Required work
a. Answer these questions from the text on squashfs and jffs2 in flash:
(i) What does /etc/preinit run?
(ii) Which compression method do both filesystems use?
(iii) How much space does squashfs save over a jffs2 filesystem?
b. In the text on squashfs and jffs2 in flash, list every file or directory path given in the steps of system bootup.

Extracted text

────────────────

And the entire flash usage looks like this -

[CFE][trx (gz'd lzma)(lzma'd kernel)(squashfs)][ jffs2 filesystem ][NVRAM]

That's about as tight as we can possibly pack things into flash.

Why squashfs+jffs2?

System bootup is as follows -
- kernel boots from squashfs and runs /etc/preinit
- /etc/preinit runs /sbin/mount_root
- mount_root mounts the jffs2 partition (/jffs) and combines it with the squashfs partition (/rom) to create a new virtual root filesystem (/)
- bootup continues with /sbin/init

Both squashfs and jffs2 are compressed filesystems using LZMA for the compression. Squashfs is a readonly filesystem while jffs2 is a writable filesystem with journaling and wear leveling. Since squashfs is a readonly filesystem, it doesn't need to align the data, allowing it to pack the files tighter for 20-30% savings over a jffs2 filesystem.

Our job when writing the firmware is to put as much common functionality on squashfs while not wasting space with unwanted features. Additional features can always be installed onto jffs2 by the user. The use of mini_fo means that the filesystem is presented as one large writable filesystem to the user with no visible boundary between squashfs and jffs2 -- files are simply copied to jffs2 when they're written.

────────────────

(Element placement data)
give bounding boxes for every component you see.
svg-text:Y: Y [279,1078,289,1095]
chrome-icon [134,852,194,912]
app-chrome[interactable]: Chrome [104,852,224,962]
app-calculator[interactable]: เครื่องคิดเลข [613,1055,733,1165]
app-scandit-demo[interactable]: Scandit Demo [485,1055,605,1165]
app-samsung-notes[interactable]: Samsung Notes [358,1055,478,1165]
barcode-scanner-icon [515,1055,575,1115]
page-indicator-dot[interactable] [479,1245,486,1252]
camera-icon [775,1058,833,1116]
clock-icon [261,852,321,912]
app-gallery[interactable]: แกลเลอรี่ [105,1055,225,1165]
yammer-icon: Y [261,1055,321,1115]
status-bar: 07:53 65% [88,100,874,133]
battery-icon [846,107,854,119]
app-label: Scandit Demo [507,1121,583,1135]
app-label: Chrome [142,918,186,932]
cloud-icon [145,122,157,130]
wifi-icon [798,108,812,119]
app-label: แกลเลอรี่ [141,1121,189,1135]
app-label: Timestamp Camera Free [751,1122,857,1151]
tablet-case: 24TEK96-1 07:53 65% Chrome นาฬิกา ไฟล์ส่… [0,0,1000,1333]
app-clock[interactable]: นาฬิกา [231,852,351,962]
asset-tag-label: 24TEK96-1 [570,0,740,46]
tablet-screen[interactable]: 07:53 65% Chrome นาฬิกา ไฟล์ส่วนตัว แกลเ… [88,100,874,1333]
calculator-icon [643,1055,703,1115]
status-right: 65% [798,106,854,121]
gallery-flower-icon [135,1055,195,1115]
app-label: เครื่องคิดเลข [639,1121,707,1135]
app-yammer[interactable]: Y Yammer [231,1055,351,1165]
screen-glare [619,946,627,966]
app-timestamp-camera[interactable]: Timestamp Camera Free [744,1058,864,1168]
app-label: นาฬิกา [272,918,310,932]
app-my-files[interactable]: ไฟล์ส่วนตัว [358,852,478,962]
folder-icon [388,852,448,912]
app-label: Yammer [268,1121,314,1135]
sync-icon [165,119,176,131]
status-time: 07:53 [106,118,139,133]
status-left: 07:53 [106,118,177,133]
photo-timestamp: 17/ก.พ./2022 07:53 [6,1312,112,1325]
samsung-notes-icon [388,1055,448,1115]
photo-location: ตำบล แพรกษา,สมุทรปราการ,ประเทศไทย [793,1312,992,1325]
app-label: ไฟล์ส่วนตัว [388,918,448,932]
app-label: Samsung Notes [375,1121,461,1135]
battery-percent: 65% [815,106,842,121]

────────────────

Solutions to each task
a.
(i) /sbin/mount_root
(ii) LZMA
(iii) 20-30%

b.
/etc/preinit
/sbin/mount_root
/jffs
/rom
/
/sbin/init